• **Data entries**

┄┄┄┄┄┄┄┄┄┄

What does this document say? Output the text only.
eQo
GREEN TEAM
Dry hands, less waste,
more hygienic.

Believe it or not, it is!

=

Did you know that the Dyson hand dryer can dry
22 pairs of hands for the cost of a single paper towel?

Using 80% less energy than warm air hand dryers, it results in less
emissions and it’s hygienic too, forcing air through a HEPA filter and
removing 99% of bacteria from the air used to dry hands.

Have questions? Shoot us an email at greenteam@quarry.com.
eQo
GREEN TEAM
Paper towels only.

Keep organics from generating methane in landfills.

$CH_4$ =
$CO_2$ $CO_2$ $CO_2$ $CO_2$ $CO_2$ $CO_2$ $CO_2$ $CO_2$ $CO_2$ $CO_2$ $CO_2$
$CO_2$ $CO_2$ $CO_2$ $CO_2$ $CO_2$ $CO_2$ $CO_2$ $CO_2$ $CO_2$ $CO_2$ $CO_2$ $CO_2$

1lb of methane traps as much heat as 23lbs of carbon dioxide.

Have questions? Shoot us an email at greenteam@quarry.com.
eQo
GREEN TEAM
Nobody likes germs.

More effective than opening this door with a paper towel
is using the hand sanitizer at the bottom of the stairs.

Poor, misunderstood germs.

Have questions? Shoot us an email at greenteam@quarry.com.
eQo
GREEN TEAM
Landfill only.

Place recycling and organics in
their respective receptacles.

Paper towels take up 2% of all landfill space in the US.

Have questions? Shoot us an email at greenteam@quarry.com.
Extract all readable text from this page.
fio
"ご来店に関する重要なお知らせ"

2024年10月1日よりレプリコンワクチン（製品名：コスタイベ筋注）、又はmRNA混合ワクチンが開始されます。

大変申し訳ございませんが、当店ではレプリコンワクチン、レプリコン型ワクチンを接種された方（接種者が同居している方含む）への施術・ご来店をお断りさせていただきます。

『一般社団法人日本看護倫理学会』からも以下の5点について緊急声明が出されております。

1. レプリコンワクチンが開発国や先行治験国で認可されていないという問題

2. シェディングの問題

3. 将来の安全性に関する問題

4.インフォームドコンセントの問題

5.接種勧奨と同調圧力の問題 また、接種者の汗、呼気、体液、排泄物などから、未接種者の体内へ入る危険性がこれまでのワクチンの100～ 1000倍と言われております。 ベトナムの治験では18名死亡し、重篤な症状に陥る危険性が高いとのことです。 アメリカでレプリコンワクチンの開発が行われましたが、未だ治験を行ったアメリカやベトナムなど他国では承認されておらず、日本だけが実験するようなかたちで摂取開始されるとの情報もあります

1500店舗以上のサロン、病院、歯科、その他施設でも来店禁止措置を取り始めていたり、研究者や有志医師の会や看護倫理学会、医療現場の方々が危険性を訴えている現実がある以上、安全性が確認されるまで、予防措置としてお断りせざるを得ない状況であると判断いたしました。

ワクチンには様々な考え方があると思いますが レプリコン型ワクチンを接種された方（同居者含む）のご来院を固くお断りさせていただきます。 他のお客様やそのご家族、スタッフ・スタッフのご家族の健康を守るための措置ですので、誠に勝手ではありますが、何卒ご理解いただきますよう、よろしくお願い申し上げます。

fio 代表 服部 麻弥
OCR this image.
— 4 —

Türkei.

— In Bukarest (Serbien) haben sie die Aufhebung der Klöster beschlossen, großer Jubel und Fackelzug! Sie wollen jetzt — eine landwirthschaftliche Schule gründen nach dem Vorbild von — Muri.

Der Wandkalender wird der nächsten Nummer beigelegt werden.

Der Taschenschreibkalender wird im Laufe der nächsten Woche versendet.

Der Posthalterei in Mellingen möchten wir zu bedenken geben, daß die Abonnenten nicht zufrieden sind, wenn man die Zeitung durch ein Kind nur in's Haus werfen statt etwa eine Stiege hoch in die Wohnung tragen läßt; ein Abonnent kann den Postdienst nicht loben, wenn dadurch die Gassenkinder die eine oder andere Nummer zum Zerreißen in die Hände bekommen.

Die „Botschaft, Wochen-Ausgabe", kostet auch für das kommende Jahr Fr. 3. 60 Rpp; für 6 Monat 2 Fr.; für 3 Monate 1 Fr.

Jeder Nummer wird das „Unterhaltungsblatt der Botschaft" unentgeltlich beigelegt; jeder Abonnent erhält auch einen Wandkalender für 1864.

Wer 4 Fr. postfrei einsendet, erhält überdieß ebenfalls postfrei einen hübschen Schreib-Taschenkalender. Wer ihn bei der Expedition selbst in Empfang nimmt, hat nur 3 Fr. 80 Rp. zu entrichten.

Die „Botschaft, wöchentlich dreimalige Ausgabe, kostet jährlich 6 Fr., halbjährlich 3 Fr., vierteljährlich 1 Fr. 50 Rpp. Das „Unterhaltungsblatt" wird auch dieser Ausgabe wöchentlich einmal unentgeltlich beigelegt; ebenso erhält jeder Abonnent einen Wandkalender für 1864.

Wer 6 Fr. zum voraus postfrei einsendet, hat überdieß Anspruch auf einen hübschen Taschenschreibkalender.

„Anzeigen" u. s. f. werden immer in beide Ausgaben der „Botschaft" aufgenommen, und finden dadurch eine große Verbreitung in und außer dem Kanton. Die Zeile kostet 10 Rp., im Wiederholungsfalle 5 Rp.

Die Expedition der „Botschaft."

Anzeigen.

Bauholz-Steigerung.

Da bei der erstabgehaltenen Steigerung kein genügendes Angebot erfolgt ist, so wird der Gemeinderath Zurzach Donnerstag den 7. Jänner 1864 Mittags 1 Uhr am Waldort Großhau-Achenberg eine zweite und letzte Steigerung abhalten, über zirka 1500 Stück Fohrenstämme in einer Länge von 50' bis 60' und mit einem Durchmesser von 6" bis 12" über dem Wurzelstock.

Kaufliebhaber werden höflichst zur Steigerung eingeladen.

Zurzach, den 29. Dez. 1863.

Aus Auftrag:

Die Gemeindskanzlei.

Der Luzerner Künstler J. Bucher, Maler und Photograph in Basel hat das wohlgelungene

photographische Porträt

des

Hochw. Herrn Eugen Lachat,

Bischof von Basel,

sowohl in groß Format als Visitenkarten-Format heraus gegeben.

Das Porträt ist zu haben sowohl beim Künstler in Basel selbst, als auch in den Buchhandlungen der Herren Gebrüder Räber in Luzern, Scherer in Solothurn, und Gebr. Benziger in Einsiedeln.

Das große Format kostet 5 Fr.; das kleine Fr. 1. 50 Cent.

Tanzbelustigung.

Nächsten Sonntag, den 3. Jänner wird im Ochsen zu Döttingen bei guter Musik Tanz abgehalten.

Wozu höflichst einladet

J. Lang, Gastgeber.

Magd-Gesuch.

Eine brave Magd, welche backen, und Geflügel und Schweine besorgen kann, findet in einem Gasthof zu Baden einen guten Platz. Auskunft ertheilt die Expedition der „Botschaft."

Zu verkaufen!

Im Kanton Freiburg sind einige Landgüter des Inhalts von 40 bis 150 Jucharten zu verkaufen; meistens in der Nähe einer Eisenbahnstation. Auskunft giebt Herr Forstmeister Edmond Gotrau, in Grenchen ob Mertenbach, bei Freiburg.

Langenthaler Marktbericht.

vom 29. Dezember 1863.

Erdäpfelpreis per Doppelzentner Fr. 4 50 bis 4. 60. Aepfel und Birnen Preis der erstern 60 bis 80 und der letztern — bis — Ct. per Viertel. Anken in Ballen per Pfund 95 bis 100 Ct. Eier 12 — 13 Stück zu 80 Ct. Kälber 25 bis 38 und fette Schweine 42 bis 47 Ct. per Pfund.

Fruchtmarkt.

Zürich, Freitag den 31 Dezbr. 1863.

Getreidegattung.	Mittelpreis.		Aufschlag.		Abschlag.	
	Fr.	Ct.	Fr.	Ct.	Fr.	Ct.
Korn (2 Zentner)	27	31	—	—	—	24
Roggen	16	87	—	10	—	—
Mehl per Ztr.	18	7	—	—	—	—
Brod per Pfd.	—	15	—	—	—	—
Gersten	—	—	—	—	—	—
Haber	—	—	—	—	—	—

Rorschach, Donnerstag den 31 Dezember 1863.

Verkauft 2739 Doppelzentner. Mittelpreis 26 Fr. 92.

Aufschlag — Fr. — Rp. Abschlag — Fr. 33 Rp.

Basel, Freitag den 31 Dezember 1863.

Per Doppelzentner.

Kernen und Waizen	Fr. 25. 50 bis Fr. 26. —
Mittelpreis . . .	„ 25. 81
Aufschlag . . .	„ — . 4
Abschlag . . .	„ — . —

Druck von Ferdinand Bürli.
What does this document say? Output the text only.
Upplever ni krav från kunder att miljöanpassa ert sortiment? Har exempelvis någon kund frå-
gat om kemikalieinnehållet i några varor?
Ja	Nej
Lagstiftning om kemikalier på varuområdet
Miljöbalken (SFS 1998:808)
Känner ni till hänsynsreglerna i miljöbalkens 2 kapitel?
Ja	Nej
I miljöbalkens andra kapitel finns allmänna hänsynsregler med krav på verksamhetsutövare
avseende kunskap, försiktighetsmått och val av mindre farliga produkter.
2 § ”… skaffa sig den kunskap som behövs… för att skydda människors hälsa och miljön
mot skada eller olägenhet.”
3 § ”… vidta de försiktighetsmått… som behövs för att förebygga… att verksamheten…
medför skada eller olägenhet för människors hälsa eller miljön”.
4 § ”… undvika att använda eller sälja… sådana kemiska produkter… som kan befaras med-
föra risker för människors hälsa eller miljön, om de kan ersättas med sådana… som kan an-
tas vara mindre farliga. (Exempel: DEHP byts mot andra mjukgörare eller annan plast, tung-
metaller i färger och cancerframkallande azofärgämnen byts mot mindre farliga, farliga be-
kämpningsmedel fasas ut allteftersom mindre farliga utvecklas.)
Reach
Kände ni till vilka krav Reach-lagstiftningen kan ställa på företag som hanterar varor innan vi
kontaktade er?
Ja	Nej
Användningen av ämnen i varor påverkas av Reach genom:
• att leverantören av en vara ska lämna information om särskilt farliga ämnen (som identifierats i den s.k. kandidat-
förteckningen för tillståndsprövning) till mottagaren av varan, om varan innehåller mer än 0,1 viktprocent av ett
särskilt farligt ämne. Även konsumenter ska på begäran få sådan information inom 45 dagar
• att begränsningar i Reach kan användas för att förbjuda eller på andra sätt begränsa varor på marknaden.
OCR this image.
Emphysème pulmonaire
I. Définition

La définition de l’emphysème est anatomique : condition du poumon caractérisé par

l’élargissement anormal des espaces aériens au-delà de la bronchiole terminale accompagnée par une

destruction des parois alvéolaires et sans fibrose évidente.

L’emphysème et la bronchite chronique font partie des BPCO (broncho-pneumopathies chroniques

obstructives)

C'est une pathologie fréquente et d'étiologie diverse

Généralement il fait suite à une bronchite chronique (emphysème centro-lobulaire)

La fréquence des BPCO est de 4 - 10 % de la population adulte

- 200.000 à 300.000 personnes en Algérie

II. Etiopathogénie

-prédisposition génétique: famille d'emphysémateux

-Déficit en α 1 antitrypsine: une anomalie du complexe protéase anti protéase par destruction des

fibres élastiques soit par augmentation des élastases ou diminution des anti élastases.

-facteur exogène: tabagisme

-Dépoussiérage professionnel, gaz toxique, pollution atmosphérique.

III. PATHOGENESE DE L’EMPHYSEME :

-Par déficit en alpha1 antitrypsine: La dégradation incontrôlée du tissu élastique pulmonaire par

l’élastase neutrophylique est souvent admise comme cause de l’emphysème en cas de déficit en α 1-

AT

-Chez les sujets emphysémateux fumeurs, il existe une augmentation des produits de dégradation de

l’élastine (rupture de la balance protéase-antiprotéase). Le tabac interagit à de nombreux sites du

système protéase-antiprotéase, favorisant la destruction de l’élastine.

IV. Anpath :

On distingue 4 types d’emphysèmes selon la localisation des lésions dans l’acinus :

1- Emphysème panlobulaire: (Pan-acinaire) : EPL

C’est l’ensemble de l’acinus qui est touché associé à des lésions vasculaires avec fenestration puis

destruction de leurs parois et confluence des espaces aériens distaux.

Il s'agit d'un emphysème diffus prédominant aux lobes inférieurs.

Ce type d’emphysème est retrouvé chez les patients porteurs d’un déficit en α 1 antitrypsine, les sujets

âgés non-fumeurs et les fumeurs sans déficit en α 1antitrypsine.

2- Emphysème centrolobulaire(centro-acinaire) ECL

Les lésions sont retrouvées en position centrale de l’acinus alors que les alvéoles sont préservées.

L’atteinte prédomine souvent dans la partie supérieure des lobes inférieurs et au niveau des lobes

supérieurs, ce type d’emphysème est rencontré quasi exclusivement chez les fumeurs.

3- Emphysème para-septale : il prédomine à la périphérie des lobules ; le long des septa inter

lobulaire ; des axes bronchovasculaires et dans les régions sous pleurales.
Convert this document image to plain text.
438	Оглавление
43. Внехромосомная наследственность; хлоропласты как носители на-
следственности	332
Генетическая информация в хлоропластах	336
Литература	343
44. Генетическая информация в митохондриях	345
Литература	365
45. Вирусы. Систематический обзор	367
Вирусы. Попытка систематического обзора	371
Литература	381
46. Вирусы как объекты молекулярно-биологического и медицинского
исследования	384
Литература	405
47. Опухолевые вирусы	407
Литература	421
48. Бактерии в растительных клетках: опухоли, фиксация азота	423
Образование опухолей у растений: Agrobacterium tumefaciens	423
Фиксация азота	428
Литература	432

┄┄┄┄┄┄┄┄┄┄

Every line that contains "behövs" should be copied out of the data.

• **REPLY**
2 § ”… skaffa sig den kunskap som behövs… för att skydda människors hälsa och miljön
3 § ”… vidta de försiktighetsmått… som behövs för att förebygga… att verksamheten…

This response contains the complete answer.